### Given exercise
Among the entries below, find the lines with "简体中文" and copy them.

(Rows from a dataset)
• • • •

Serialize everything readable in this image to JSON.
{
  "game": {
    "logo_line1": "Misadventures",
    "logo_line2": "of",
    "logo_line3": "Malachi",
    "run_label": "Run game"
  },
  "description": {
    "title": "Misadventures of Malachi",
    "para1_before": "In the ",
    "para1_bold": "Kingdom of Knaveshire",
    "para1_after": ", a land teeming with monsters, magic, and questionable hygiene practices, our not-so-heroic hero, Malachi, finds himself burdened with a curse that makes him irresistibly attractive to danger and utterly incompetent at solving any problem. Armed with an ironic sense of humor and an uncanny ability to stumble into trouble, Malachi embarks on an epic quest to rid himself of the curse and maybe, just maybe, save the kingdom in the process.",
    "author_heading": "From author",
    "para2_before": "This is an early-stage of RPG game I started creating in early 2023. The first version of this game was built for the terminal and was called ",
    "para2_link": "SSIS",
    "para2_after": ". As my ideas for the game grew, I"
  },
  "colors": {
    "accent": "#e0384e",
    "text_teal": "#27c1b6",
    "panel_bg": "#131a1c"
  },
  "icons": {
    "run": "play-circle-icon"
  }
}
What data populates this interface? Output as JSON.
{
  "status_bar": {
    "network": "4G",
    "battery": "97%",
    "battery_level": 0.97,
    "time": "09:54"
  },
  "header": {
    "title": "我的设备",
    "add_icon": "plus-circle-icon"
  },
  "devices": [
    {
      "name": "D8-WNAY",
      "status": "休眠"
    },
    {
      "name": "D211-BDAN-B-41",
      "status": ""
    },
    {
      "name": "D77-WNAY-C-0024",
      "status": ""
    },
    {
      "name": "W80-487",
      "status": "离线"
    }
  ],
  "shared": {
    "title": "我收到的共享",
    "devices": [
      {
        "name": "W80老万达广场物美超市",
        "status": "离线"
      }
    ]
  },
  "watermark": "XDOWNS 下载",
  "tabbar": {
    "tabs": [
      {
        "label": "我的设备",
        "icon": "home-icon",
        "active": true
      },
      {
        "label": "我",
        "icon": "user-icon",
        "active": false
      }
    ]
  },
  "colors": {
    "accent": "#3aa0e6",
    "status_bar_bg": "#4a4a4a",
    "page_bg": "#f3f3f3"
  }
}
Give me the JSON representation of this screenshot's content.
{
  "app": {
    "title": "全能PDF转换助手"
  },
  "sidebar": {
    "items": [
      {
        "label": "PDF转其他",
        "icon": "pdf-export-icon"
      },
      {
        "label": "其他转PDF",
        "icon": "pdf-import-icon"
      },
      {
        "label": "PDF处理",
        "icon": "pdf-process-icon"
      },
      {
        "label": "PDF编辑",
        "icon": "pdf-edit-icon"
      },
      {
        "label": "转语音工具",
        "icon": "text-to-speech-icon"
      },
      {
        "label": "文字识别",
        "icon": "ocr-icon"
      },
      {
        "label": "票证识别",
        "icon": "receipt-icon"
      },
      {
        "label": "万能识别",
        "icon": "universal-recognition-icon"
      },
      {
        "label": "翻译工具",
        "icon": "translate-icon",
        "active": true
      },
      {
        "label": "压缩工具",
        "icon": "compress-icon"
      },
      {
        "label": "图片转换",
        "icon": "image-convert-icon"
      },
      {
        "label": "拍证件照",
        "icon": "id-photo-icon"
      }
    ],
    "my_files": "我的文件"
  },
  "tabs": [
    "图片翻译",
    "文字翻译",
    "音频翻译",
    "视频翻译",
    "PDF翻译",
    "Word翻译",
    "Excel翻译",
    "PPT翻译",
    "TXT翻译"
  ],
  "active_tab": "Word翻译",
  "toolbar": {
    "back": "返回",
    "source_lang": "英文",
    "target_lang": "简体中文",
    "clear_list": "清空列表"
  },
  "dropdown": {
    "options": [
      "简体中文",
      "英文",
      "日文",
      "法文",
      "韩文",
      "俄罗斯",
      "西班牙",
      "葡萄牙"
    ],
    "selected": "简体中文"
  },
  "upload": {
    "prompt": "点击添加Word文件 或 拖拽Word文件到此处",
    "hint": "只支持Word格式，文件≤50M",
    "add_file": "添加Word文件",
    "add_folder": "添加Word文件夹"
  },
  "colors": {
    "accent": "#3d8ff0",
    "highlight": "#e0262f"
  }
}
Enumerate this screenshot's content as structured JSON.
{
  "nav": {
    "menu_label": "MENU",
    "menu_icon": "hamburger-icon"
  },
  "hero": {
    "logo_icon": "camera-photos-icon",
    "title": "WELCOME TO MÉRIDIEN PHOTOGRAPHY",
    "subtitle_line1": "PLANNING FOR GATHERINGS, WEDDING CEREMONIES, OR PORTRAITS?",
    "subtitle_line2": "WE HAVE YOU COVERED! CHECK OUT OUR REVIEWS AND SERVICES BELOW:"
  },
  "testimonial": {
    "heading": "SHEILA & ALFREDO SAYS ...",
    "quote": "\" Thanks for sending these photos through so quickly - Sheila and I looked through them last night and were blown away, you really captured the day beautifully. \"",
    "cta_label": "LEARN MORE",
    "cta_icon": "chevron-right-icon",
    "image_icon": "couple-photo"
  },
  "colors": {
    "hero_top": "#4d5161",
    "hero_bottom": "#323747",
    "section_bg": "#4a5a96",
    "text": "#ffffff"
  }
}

• • • •

### Final answer
    "target_lang": "简体中文",
      "简体中文",
    "selected": "简体中文"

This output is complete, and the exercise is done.